-------- Data --------
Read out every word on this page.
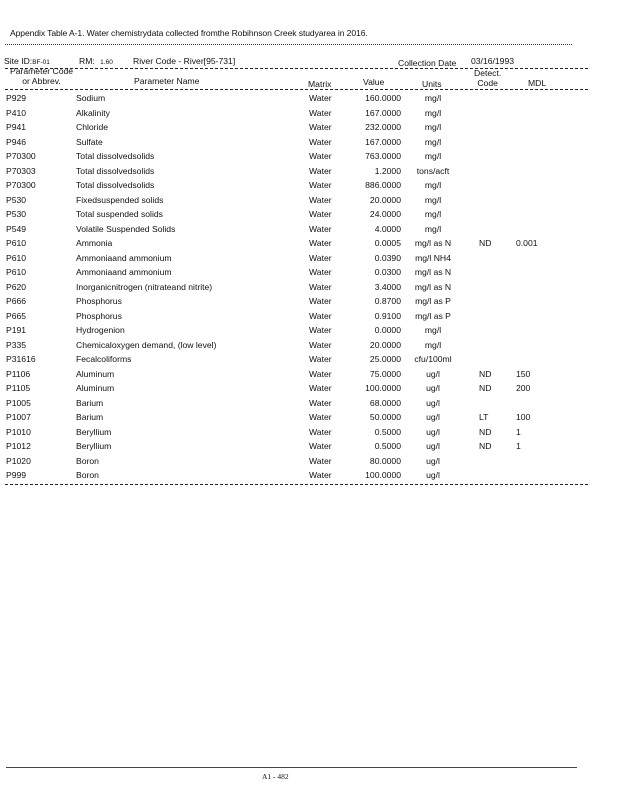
Appendix Table A-1. Water chemistrydata collected fromthe Robihnson Creek studyarea in 2016.
Site ID:BF-01	RM: 1.60 River Code - River[95-731]	Collection Date 03/16/1993
Parameter Code
or Abbrev.	Parameter Name	Matrix	Value	Units
Detect.
Code	MDL
P929	Sodium	Water	160.0000	mg/l
P410	Alkalinity	Water	167.0000	mg/l
P941	Chloride	Water	232.0000	mg/l
P946	Sulfate	Water	167.0000	mg/l
P70300	Total dissolvedsolids	Water	763.0000	mg/l
P70303	Total dissolvedsolids	Water	1.2000	tons/acft
P70300	Total dissolvedsolids	Water	886.0000	mg/l
P530	Fixedsuspended solids	Water	20.0000	mg/l
P530	Total suspended solids	Water	24.0000	mg/l
P549	Volatile Suspended Solids	Water	4.0000	mg/l
P610	Ammonia	Water	0.0005	mg/l as N	ND	0.001
P610	Ammoniaand ammonium	Water	0.0390	mg/l NH4
P610	Ammoniaand ammonium	Water	0.0300	mg/l as N
P620	Inorganicnitrogen (nitrateand nitrite)	Water	3.4000	mg/l as N
P666	Phosphorus	Water	0.8700	mg/l as P
P665	Phosphorus	Water	0.9100	mg/l as P
P191	Hydrogenion	Water	0.0000	mg/l
P335	Chemicaloxygen demand, (low level)	Water	20.0000	mg/l
P31616	Fecalcoliforms	Water	25.0000	cfu/100ml
P1106	Aluminum	Water	75.0000	ug/l	ND	150
P1105	Aluminum	Water	100.0000	ug/l	ND	200
P1005	Barium	Water	68.0000	ug/l
P1007	Barium	Water	50.0000	ug/l	LT	100
P1010	Beryllium	Water	0.5000	ug/l	ND	1
P1012	Beryllium	Water	0.5000	ug/l	ND	1
P1020	Boron	Water	80.0000	ug/l
P999	Boron	Water	100.0000	ug/l
A1 - 482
--------
Problem – Check each line of the data above for the string "Boron" and report only how many lines have it.

Solution for this problem – 2